[Aim of the exercise]: Below are the records; pull every line that includes "temperature".

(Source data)
····················
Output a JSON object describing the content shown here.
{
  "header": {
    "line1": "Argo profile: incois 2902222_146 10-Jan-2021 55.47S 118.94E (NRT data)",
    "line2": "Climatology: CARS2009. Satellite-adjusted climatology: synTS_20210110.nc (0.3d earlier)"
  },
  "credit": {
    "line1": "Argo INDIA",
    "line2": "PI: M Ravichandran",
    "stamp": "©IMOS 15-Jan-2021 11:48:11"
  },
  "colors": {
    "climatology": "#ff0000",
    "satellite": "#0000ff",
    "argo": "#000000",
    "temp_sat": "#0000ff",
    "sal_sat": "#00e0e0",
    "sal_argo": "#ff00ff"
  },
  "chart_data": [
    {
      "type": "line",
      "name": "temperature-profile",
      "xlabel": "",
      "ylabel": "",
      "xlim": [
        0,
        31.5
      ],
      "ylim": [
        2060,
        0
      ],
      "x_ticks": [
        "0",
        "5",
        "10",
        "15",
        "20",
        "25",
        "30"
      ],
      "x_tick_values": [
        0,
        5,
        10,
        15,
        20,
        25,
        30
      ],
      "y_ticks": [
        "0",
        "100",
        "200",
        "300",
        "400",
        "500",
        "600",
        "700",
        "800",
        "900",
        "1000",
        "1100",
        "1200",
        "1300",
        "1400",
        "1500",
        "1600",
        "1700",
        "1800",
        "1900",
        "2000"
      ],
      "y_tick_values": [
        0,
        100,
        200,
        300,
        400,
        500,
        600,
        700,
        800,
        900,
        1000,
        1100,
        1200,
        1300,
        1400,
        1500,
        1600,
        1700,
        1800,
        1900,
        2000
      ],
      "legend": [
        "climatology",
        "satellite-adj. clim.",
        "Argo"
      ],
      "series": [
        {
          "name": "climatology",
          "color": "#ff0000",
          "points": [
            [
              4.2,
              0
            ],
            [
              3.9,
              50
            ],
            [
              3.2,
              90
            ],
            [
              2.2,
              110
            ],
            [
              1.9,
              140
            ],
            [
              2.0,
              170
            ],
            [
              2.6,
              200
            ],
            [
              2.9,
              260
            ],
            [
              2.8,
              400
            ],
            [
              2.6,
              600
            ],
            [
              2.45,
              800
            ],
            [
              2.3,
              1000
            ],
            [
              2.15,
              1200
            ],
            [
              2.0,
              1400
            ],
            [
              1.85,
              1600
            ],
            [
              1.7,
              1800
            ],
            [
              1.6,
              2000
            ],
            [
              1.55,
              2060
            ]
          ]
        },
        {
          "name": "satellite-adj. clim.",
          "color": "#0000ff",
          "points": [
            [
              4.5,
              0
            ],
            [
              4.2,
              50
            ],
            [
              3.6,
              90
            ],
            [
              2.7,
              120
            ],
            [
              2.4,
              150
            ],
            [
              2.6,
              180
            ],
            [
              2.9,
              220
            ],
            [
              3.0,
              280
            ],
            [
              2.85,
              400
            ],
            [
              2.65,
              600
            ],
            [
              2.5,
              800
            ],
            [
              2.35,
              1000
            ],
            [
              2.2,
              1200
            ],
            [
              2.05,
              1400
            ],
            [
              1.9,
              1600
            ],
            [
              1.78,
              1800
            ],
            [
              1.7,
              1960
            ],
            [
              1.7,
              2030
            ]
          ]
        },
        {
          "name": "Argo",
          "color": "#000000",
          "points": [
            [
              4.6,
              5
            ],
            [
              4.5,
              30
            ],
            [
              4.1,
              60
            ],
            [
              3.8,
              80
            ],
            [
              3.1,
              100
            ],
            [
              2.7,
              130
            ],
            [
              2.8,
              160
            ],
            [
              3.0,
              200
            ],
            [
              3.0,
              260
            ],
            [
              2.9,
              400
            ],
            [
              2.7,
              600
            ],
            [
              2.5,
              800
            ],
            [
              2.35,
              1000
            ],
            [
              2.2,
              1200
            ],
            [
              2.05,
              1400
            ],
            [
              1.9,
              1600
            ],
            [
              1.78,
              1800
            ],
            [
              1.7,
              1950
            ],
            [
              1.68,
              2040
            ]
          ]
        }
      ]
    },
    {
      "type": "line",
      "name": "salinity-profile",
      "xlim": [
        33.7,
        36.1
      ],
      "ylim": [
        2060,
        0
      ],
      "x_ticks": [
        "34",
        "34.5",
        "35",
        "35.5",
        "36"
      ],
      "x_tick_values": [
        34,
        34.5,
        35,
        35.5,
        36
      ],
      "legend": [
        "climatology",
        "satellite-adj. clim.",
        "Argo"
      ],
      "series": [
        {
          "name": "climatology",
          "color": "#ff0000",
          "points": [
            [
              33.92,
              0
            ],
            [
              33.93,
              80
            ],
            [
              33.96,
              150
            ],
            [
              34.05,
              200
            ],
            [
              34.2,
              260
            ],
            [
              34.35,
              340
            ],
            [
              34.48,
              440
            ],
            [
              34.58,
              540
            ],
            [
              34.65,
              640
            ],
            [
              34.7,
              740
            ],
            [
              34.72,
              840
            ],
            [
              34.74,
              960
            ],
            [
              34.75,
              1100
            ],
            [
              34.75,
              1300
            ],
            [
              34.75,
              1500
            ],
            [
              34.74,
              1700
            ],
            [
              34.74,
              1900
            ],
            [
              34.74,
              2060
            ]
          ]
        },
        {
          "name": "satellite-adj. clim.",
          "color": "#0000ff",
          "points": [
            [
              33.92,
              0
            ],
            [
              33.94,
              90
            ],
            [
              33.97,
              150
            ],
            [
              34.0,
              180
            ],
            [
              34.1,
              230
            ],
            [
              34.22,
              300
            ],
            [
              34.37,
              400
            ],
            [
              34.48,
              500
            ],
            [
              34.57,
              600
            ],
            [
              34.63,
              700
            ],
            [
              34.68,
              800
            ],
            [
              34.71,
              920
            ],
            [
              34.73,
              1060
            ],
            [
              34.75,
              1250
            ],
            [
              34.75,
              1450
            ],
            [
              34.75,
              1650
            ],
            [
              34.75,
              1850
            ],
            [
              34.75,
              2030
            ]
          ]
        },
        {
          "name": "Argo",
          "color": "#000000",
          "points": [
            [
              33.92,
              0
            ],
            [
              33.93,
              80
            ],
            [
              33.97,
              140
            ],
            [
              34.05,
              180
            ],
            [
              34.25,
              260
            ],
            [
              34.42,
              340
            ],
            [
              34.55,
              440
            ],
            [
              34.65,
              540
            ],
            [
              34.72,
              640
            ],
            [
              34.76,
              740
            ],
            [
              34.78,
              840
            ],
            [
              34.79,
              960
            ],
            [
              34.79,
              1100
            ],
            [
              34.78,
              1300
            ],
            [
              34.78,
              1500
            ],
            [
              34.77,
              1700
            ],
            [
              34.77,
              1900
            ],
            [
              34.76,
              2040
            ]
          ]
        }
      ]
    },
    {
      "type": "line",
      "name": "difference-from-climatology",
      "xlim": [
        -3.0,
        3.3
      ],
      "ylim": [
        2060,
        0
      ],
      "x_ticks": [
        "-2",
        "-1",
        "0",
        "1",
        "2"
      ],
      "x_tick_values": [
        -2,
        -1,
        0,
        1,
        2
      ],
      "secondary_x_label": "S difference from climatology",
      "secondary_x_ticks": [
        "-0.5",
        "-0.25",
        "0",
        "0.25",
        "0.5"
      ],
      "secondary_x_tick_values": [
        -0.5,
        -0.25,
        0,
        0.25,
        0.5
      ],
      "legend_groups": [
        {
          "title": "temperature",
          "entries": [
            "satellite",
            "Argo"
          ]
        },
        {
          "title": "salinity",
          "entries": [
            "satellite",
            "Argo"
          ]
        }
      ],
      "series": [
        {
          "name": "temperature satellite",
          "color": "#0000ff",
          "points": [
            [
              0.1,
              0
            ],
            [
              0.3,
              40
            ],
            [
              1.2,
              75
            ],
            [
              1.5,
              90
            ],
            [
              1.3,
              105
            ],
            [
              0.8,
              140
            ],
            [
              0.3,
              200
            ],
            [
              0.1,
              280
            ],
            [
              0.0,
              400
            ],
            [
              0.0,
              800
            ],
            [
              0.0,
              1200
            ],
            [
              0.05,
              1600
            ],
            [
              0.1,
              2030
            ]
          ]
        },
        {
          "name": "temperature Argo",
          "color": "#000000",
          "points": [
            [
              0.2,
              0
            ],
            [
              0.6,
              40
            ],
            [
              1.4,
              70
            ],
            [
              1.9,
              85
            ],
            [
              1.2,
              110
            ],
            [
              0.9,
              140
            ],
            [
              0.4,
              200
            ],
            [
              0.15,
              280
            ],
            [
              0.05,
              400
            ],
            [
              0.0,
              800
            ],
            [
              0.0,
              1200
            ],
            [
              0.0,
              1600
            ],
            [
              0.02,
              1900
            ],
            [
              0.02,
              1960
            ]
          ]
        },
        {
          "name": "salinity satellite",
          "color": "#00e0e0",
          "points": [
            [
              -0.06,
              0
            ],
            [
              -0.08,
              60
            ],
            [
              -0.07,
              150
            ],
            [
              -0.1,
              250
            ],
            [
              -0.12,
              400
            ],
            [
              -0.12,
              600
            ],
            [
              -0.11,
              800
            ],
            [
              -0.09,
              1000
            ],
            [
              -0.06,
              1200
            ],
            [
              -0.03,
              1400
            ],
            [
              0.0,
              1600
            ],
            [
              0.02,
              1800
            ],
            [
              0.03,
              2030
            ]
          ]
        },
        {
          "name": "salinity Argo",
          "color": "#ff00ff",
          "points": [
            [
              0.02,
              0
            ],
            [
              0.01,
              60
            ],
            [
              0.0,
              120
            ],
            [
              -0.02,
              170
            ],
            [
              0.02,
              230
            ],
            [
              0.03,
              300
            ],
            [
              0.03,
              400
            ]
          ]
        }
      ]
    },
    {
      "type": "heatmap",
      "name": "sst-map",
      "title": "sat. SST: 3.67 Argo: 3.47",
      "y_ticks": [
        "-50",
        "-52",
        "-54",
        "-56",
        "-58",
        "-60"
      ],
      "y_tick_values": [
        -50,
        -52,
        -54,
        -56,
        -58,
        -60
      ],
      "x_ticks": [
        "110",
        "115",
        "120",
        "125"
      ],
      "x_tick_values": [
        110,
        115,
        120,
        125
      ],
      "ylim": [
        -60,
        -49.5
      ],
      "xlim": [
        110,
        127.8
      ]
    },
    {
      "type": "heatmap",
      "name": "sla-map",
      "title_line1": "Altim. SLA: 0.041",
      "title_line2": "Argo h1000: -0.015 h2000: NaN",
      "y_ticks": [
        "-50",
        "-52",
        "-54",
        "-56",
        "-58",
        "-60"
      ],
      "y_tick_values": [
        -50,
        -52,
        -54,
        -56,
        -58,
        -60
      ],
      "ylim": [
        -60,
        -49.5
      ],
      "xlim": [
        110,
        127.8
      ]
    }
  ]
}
····················
[Task result]:
      "name": "temperature-profile",
          "title": "temperature",
          "name": "temperature satellite",
          "name": "temperature Argo",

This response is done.